--- BEGIN Supplied entries ---

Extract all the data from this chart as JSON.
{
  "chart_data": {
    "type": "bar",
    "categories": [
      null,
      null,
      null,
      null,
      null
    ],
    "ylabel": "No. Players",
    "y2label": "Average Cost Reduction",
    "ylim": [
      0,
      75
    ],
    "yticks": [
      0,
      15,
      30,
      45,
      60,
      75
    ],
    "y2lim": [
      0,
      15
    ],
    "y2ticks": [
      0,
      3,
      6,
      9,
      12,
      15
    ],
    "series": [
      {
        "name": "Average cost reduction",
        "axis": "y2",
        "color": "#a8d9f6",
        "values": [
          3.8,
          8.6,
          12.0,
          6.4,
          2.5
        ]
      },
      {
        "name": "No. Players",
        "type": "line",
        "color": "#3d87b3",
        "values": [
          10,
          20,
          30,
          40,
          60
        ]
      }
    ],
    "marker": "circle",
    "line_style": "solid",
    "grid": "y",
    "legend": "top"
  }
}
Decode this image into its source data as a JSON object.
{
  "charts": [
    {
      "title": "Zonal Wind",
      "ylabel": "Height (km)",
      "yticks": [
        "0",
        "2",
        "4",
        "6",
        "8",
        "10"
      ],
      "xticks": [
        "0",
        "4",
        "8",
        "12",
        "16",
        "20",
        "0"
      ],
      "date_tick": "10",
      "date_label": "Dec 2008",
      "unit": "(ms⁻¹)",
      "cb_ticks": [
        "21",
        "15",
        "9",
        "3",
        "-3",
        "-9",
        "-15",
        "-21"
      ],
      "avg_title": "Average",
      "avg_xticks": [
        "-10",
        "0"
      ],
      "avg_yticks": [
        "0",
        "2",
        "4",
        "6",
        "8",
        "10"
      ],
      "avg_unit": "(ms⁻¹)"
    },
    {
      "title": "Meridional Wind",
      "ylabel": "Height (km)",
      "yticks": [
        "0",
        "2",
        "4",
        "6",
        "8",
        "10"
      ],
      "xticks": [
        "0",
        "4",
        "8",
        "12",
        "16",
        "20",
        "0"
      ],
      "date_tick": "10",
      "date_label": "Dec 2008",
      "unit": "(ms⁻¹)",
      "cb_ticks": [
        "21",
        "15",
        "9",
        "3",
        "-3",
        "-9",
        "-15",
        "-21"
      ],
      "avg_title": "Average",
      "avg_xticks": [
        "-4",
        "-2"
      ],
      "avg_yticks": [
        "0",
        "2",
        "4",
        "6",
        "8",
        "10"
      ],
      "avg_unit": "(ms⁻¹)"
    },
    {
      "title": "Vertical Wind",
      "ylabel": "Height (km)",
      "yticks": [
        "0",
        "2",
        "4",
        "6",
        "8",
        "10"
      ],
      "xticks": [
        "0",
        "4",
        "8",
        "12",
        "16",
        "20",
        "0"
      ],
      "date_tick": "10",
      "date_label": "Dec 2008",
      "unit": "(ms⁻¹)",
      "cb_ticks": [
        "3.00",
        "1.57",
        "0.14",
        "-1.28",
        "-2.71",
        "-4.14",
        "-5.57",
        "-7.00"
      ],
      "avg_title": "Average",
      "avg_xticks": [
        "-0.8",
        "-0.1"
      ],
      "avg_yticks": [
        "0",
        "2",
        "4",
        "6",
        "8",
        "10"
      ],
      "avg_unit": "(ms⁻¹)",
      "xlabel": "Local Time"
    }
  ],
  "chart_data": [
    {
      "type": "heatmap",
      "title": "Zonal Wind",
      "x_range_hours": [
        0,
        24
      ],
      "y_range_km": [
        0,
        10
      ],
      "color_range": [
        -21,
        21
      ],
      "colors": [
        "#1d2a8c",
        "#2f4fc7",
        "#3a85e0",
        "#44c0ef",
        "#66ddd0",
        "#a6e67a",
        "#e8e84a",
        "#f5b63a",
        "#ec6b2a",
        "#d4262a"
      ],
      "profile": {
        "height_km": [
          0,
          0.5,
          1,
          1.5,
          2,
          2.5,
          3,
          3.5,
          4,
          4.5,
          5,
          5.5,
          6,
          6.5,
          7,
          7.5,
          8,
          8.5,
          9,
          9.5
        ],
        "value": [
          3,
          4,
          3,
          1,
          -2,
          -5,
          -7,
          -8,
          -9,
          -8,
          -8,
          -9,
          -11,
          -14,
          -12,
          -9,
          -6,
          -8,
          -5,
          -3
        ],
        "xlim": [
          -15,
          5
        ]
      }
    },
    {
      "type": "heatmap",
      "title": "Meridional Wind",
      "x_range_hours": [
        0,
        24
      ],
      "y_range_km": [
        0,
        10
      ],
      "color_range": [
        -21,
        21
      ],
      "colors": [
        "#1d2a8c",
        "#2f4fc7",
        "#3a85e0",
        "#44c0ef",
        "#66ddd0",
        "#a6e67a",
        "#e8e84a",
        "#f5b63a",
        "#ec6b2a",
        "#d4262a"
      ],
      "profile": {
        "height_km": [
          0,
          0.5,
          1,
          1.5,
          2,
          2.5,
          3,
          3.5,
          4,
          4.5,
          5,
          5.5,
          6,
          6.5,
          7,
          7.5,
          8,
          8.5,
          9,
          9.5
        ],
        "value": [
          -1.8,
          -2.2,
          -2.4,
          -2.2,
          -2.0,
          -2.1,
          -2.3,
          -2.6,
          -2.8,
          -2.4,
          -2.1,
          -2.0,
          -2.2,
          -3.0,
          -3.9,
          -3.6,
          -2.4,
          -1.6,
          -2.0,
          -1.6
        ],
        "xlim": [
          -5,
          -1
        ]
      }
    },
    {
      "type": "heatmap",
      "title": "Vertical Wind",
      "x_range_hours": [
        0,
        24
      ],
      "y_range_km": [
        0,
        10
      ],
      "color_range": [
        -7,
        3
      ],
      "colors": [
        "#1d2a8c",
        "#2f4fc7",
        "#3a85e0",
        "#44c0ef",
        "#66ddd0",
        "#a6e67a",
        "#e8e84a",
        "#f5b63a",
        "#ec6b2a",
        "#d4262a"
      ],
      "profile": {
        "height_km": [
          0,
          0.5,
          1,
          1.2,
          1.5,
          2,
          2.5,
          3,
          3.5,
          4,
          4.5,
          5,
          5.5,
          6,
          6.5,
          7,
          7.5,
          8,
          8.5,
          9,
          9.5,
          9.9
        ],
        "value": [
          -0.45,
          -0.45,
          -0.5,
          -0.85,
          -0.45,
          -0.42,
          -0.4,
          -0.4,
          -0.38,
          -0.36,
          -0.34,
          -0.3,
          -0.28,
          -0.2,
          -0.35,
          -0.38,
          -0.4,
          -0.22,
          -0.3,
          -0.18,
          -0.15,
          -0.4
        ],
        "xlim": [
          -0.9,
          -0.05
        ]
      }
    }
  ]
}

--- END Supplied entries ---

Every entry must be quoted exactly as it appears above.

Extract all the data from this chart as JSON.
{
  "chart_data": {
    "type": "bar",
    "categories": [
      null,
      null,
      null,
      null,
      null
    ],
    "ylabel": "No. Players",
    "y2label": "Average Cost Reduction",
    "ylim": [
      0,
      75
    ],
    "yticks": [
      0,
      15,
      30,
      45,
      60,
      75
    ],
    "y2lim": [
      0,
      15
    ],
    "y2ticks": [
      0,
      3,
      6,
      9,
      12,
      15
    ],
    "series": [
      {
        "name": "Average cost reduction",
        "axis": "y2",
        "color": "#a8d9f6",
        "values": [
          3.8,
          8.6,
          12.0,
          6.4,
          2.5
        ]
      },
      {
        "name": "No. Players",
        "type": "line",
        "color": "#3d87b3",
        "values": [
          10,
          20,
          30,
          40,
          60
        ]
      }
    ],
    "marker": "circle",
    "line_style": "solid",
    "grid": "y",
    "legend": "top"
  }
}
Decode this image into its source data as a JSON object.
{
  "charts": [
    {
      "title": "Zonal Wind",
      "ylabel": "Height (km)",
      "yticks": [
        "0",
        "2",
        "4",
        "6",
        "8",
        "10"
      ],
      "xticks": [
        "0",
        "4",
        "8",
        "12",
        "16",
        "20",
        "0"
      ],
      "date_tick": "10",
      "date_label": "Dec 2008",
      "unit": "(ms⁻¹)",
      "cb_ticks": [
        "21",
        "15",
        "9",
        "3",
        "-3",
        "-9",
        "-15",
        "-21"
      ],
      "avg_title": "Average",
      "avg_xticks": [
        "-10",
        "0"
      ],
      "avg_yticks": [
        "0",
        "2",
        "4",
        "6",
        "8",
        "10"
      ],
      "avg_unit": "(ms⁻¹)"
    },
    {
      "title": "Meridional Wind",
      "ylabel": "Height (km)",
      "yticks": [
        "0",
        "2",
        "4",
        "6",
        "8",
        "10"
      ],
      "xticks": [
        "0",
        "4",
        "8",
        "12",
        "16",
        "20",
        "0"
      ],
      "date_tick": "10",
      "date_label": "Dec 2008",
      "unit": "(ms⁻¹)",
      "cb_ticks": [
        "21",
        "15",
        "9",
        "3",
        "-3",
        "-9",
        "-15",
        "-21"
      ],
      "avg_title": "Average",
      "avg_xticks": [
        "-4",
        "-2"
      ],
      "avg_yticks": [
        "0",
        "2",
        "4",
        "6",
        "8",
        "10"
      ],
      "avg_unit": "(ms⁻¹)"
    },
    {
      "title": "Vertical Wind",
      "ylabel": "Height (km)",
      "yticks": [
        "0",
        "2",
        "4",
        "6",
        "8",
        "10"
      ],
      "xticks": [
        "0",
        "4",
        "8",
        "12",
        "16",
        "20",
        "0"
      ],
      "date_tick": "10",
      "date_label": "Dec 2008",
      "unit": "(ms⁻¹)",
      "cb_ticks": [
        "3.00",
        "1.57",
        "0.14",
        "-1.28",
        "-2.71",
        "-4.14",
        "-5.57",
        "-7.00"
      ],
      "avg_title": "Average",
      "avg_xticks": [
        "-0.8",
        "-0.1"
      ],
      "avg_yticks": [
        "0",
        "2",
        "4",
        "6",
        "8",
        "10"
      ],
      "avg_unit": "(ms⁻¹)",
      "xlabel": "Local Time"
    }
  ],
  "chart_data": [
    {
      "type": "heatmap",
      "title": "Zonal Wind",
      "x_range_hours": [
        0,
        24
      ],
      "y_range_km": [
        0,
        10
      ],
      "color_range": [
        -21,
        21
      ],
      "colors": [
        "#1d2a8c",
        "#2f4fc7",
        "#3a85e0",
        "#44c0ef",
        "#66ddd0",
        "#a6e67a",
        "#e8e84a",
        "#f5b63a",
        "#ec6b2a",
        "#d4262a"
      ],
      "profile": {
        "height_km": [
          0,
          0.5,
          1,
          1.5,
          2,
          2.5,
          3,
          3.5,
          4,
          4.5,
          5,
          5.5,
          6,
          6.5,
          7,
          7.5,
          8,
          8.5,
          9,
          9.5
        ],
        "value": [
          3,
          4,
          3,
          1,
          -2,
          -5,
          -7,
          -8,
          -9,
          -8,
          -8,
          -9,
          -11,
          -14,
          -12,
          -9,
          -6,
          -8,
          -5,
          -3
        ],
        "xlim": [
          -15,
          5
        ]
      }
    },
    {
      "type": "heatmap",
      "title": "Meridional Wind",
      "x_range_hours": [
        0,
        24
      ],
      "y_range_km": [
        0,
        10
      ],
      "color_range": [
        -21,
        21
      ],
      "colors": [
        "#1d2a8c",
        "#2f4fc7",
        "#3a85e0",
        "#44c0ef",
        "#66ddd0",
        "#a6e67a",
        "#e8e84a",
        "#f5b63a",
        "#ec6b2a",
        "#d4262a"
      ],
      "profile": {
        "height_km": [
          0,
          0.5,
          1,
          1.5,
          2,
          2.5,
          3,
          3.5,
          4,
          4.5,
          5,
          5.5,
          6,
          6.5,
          7,
          7.5,
          8,
          8.5,
          9,
          9.5
        ],
        "value": [
          -1.8,
          -2.2,
          -2.4,
          -2.2,
          -2.0,
          -2.1,
          -2.3,
          -2.6,
          -2.8,
          -2.4,
          -2.1,
          -2.0,
          -2.2,
          -3.0,
          -3.9,
          -3.6,
          -2.4,
          -1.6,
          -2.0,
          -1.6
        ],
        "xlim": [
          -5,
          -1
        ]
      }
    },
    {
      "type": "heatmap",
      "title": "Vertical Wind",
      "x_range_hours": [
        0,
        24
      ],
      "y_range_km": [
        0,
        10
      ],
      "color_range": [
        -7,
        3
      ],
      "colors": [
        "#1d2a8c",
        "#2f4fc7",
        "#3a85e0",
        "#44c0ef",
        "#66ddd0",
        "#a6e67a",
        "#e8e84a",
        "#f5b63a",
        "#ec6b2a",
        "#d4262a"
      ],
      "profile": {
        "height_km": [
          0,
          0.5,
          1,
          1.2,
          1.5,
          2,
          2.5,
          3,
          3.5,
          4,
          4.5,
          5,
          5.5,
          6,
          6.5,
          7,
          7.5,
          8,
          8.5,
          9,
          9.5,
          9.9
        ],
        "value": [
          -0.45,
          -0.45,
          -0.5,
          -0.85,
          -0.45,
          -0.42,
          -0.4,
          -0.4,
          -0.38,
          -0.36,
          -0.34,
          -0.3,
          -0.28,
          -0.2,
          -0.35,
          -0.38,
          -0.4,
          -0.22,
          -0.3,
          -0.18,
          -0.15,
          -0.4
        ],
        "xlim": [
          -0.9,
          -0.05
        ]
      }
    }
  ]
}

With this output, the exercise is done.